[Instructions for the task]
Without including any pictures, write out all the records word for word.

[Information supplied]
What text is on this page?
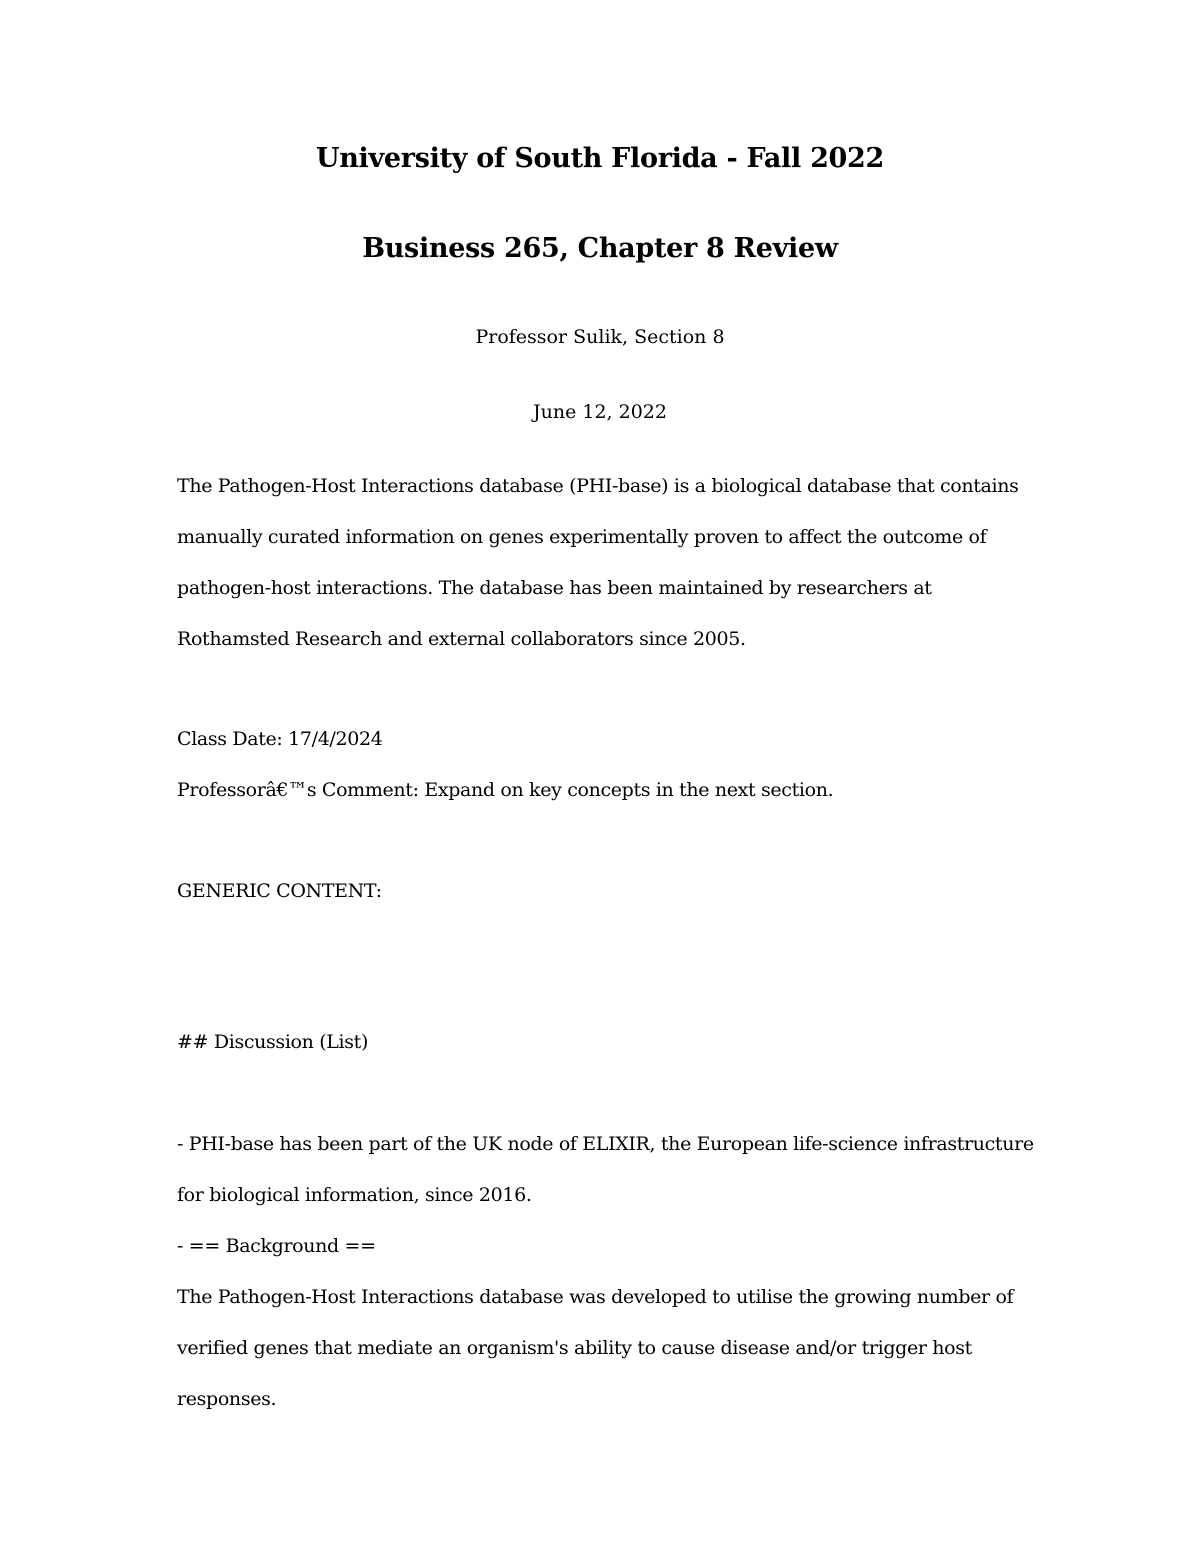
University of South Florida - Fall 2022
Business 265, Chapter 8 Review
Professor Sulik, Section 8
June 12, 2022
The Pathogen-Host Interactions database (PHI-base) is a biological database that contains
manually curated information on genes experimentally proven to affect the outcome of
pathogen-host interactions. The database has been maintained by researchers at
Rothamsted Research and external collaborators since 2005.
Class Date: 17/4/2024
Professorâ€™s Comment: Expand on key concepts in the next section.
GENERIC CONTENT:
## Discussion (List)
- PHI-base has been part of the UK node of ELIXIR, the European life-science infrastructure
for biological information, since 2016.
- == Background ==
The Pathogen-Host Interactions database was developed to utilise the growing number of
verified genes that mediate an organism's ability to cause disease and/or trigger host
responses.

[Result of the exercise]
What text is on this page?
University of South Florida - Fall 2022
Business 265, Chapter 8 Review
Professor Sulik, Section 8
June 12, 2022
The Pathogen-Host Interactions database (PHI-base) is a biological database that contains
manually curated information on genes experimentally proven to affect the outcome of
pathogen-host interactions. The database has been maintained by researchers at
Rothamsted Research and external collaborators since 2005.
Class Date: 17/4/2024
Professorâ€™s Comment: Expand on key concepts in the next section.
GENERIC CONTENT:
## Discussion (List)
- PHI-base has been part of the UK node of ELIXIR, the European life-science infrastructure
for biological information, since 2016.
- == Background ==
The Pathogen-Host Interactions database was developed to utilise the growing number of
verified genes that mediate an organism's ability to cause disease and/or trigger host
responses.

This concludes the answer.